Restate the listing that follows word for word, without its pictures.

_____

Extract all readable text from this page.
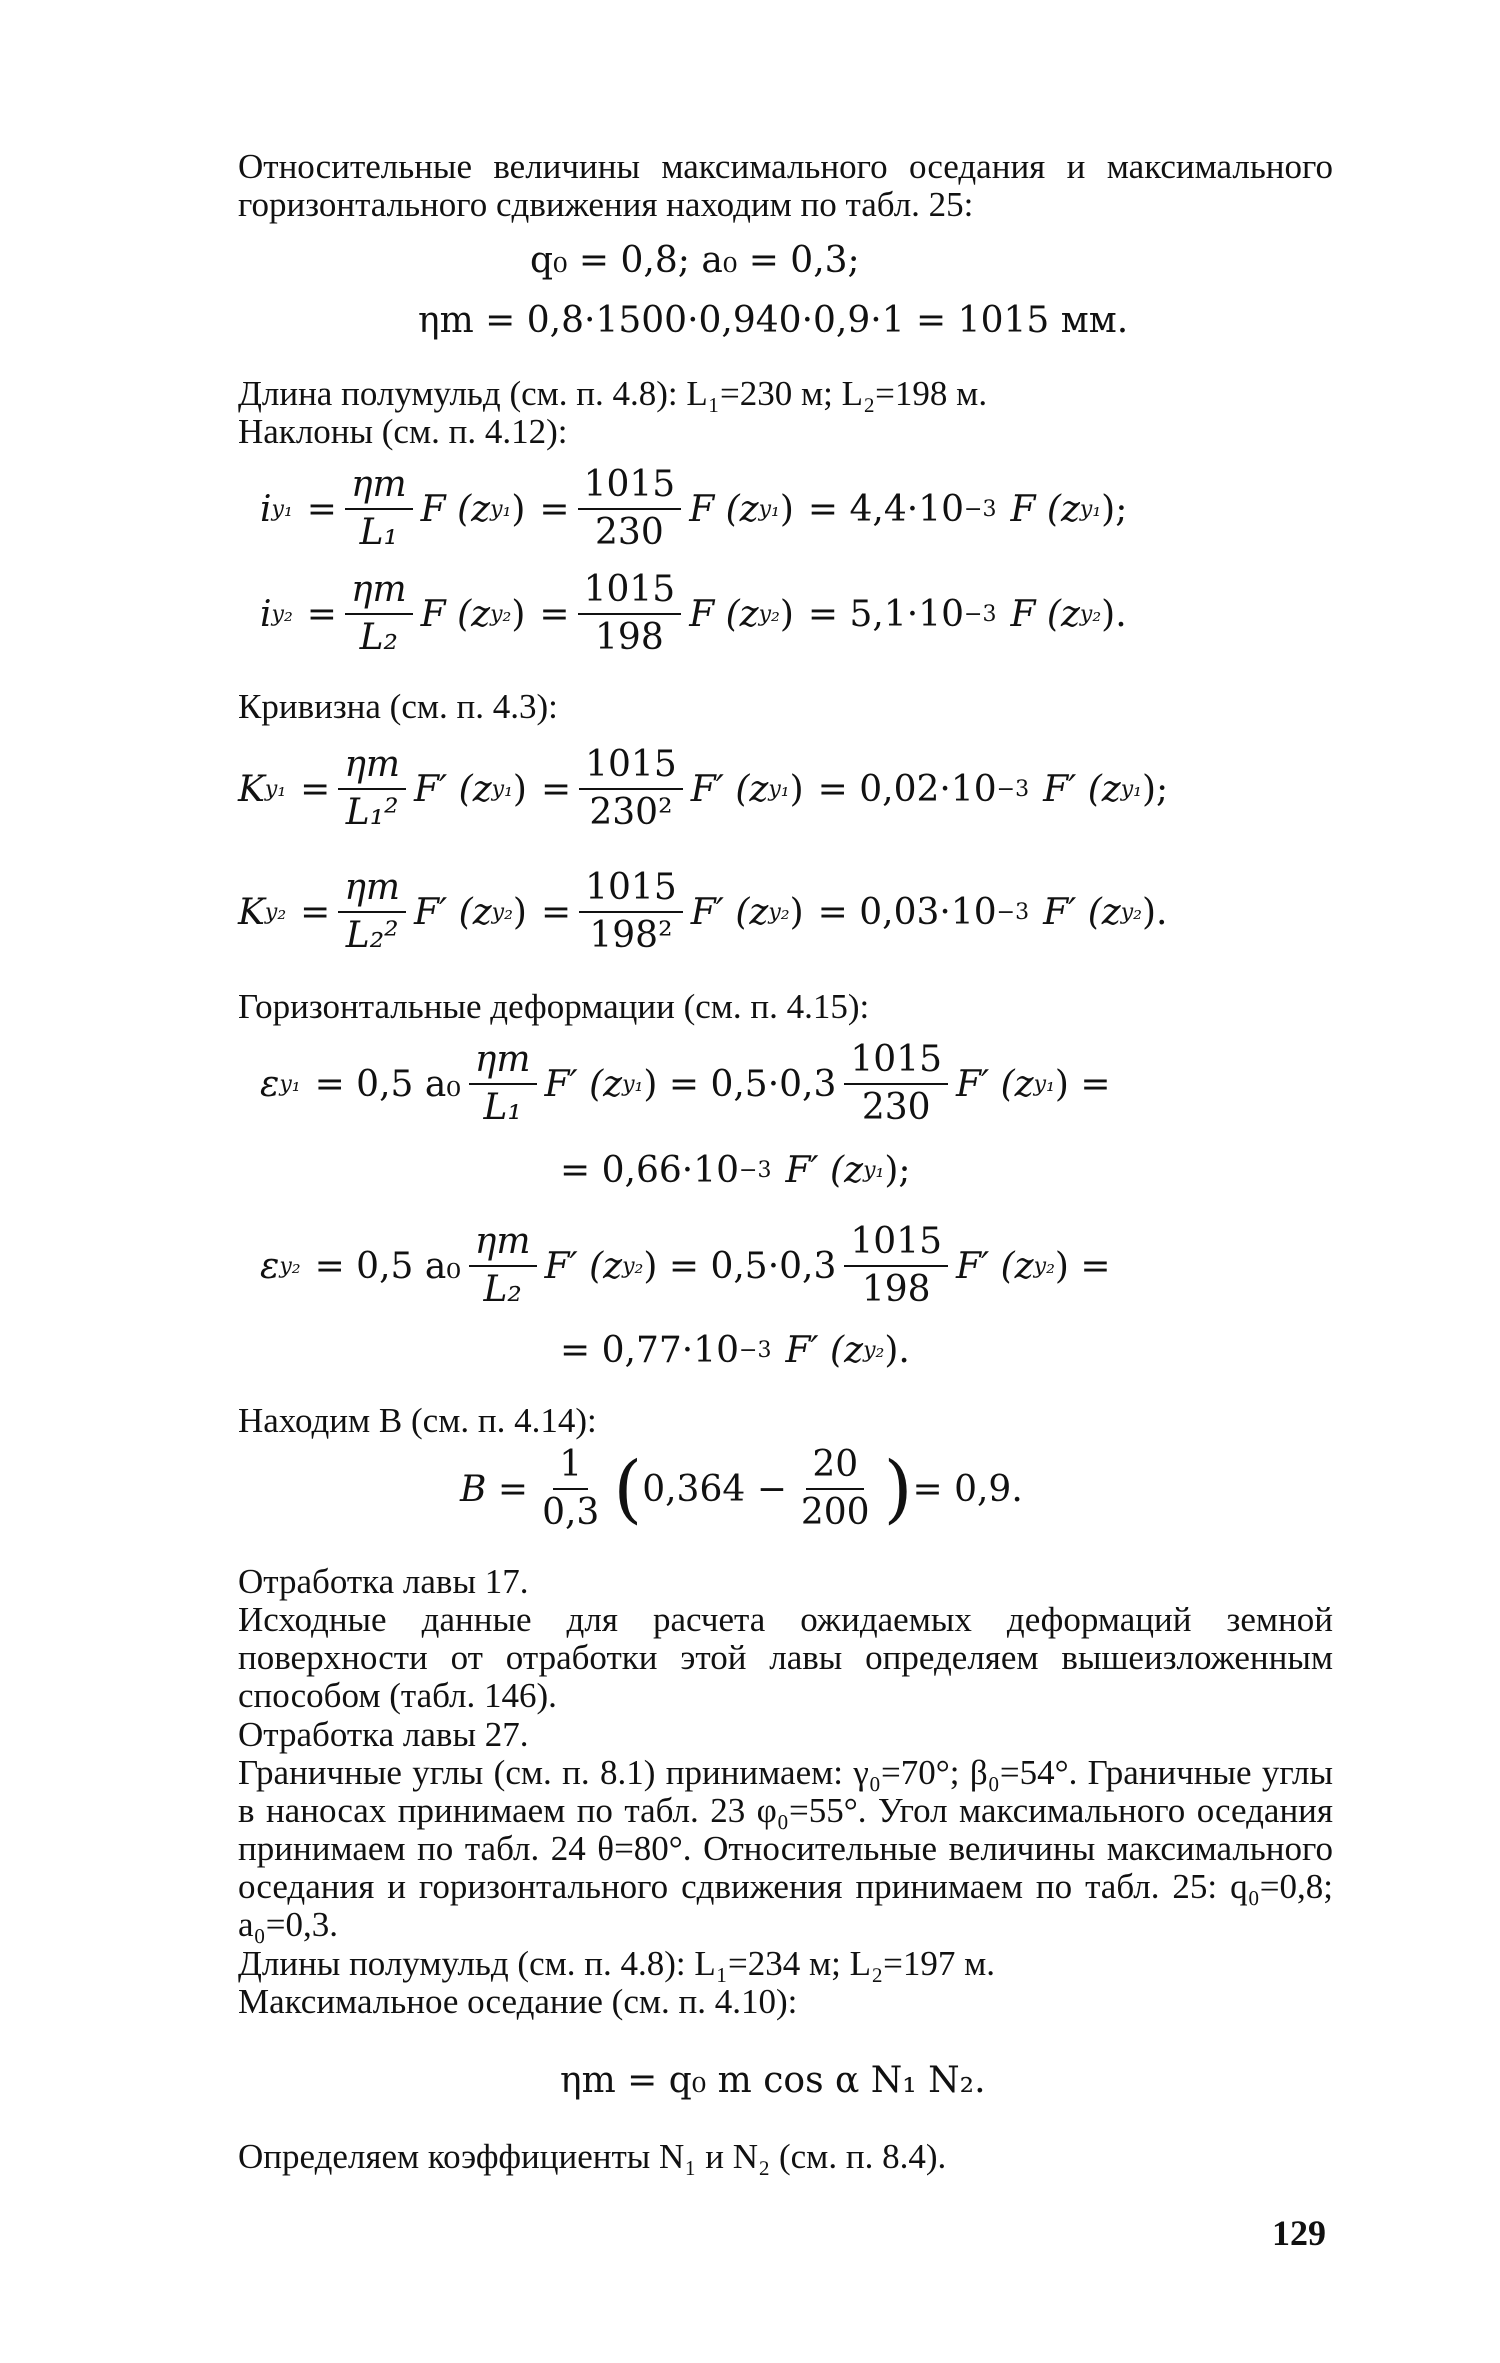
Относительные величины максимального оседания и максимального горизонтального сдвижения находим по табл. 25:
q₀ = 0,8; a₀ = 0,3;
ηm = 0,8·1500·0,940·0,9·1 = 1015 мм.
Длина полумульд (см. п. 4.8): L₁=230 м; L₂=198 м.
Наклоны (см. п. 4.12):
i $y_1 = \frac{\eta m}{\text{L₁}}$ F (z y₁ ) = $\frac{1015}{230}$ F (z y₁ ) = 4,4·10 −3 F (z y₁ );
i $y_2 = \frac{\eta m}{\text{L₂}}$ F (z y₂ ) = $\frac{1015}{198}$ F (z y₂ ) = 5,1·10 −3 F (z y₂ ).
Кривизна (см. п. 4.3):
K $y_1 = \frac{\eta m}{\text{L₁²}} F'$ (z y₁ ) = $\frac{1015}{\text{230²}} F'$ (z y₁ ) = 0,02·10 −3 F′ (z y₁ );
K $y_2 = \frac{\eta m}{\text{L₂²}} F'$ (z y₂ ) = $\frac{1015}{\text{198²}} F'$ (z y₂ ) = 0,03·10 −3 F′ (z y₂ ).
Горизонтальные деформации (см. п. 4.15):
ε y₁ = 0,5 $a_0 \frac{\eta m}{\text{L₁}} F'$ (z y₁ ) = $0,5\cdot 0,3 \frac{1015}{230} F'$ (z y₁ ) =
= 0,66·10 −3 F′ (z y₁ );
ε y₂ = 0,5 $a_0 \frac{\eta m}{\text{L₂}} F'$ (z y₂ ) = $0,5\cdot 0,3 \frac{1015}{198} F'$ (z y₂ ) =
= 0,77·10 −3 F′ (z y₂ ).
Находим B (см. п. 4.14):
$B = \frac{1}{0,3}$ ( $0,364 - \frac{20}{200}$ ) = 0,9.
Отработка лавы 17.
Исходные данные для расчета ожидаемых деформаций земной поверхности от отработки этой лавы определяем вышеизложенным способом (табл. 146).
Отработка лавы 27.
Граничные углы (см. п. 8.1) принимаем: γ₀=70°; β₀=54°. Граничные углы в наносах принимаем по табл. 23 φ₀=55°. Угол максимального оседания принимаем по табл. 24 θ=80°. Относительные величины максимального оседания и горизонтального сдвижения принимаем по табл. 25: q₀=0,8; a₀=0,3.
Длины полумульд (см. п. 4.8): L₁=234 м; L₂=197 м.
Максимальное оседание (см. п. 4.10):
ηm = q₀ m cos α N₁ N₂.
Определяем коэффициенты N₁ и N₂ (см. п. 8.4).
129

_____

- _Result_:
Extract all readable text from this page.
Относительные величины максимального оседания и максимального горизонтального сдвижения находим по табл. 25:
q₀ = 0,8; a₀ = 0,3;
ηm = 0,8·1500·0,940·0,9·1 = 1015 мм.
Длина полумульд (см. п. 4.8): L₁=230 м; L₂=198 м.
Наклоны (см. п. 4.12):
i $y_1 = \frac{\eta m}{\text{L₁}}$ F (z y₁ ) = $\frac{1015}{230}$ F (z y₁ ) = 4,4·10 −3 F (z y₁ );
i $y_2 = \frac{\eta m}{\text{L₂}}$ F (z y₂ ) = $\frac{1015}{198}$ F (z y₂ ) = 5,1·10 −3 F (z y₂ ).
Кривизна (см. п. 4.3):
K $y_1 = \frac{\eta m}{\text{L₁²}} F'$ (z y₁ ) = $\frac{1015}{\text{230²}} F'$ (z y₁ ) = 0,02·10 −3 F′ (z y₁ );
K $y_2 = \frac{\eta m}{\text{L₂²}} F'$ (z y₂ ) = $\frac{1015}{\text{198²}} F'$ (z y₂ ) = 0,03·10 −3 F′ (z y₂ ).
Горизонтальные деформации (см. п. 4.15):
ε y₁ = 0,5 $a_0 \frac{\eta m}{\text{L₁}} F'$ (z y₁ ) = $0,5\cdot 0,3 \frac{1015}{230} F'$ (z y₁ ) =
= 0,66·10 −3 F′ (z y₁ );
ε y₂ = 0,5 $a_0 \frac{\eta m}{\text{L₂}} F'$ (z y₂ ) = $0,5\cdot 0,3 \frac{1015}{198} F'$ (z y₂ ) =
= 0,77·10 −3 F′ (z y₂ ).
Находим B (см. п. 4.14):
$B = \frac{1}{0,3}$ ( $0,364 - \frac{20}{200}$ ) = 0,9.
Отработка лавы 17.
Исходные данные для расчета ожидаемых деформаций земной поверхности от отработки этой лавы определяем вышеизложенным способом (табл. 146).
Отработка лавы 27.
Граничные углы (см. п. 8.1) принимаем: γ₀=70°; β₀=54°. Граничные углы в наносах принимаем по табл. 23 φ₀=55°. Угол максимального оседания принимаем по табл. 24 θ=80°. Относительные величины максимального оседания и горизонтального сдвижения принимаем по табл. 25: q₀=0,8; a₀=0,3.
Длины полумульд (см. п. 4.8): L₁=234 м; L₂=197 м.
Максимальное оседание (см. п. 4.10):
ηm = q₀ m cos α N₁ N₂.
Определяем коэффициенты N₁ и N₂ (см. п. 8.4).
129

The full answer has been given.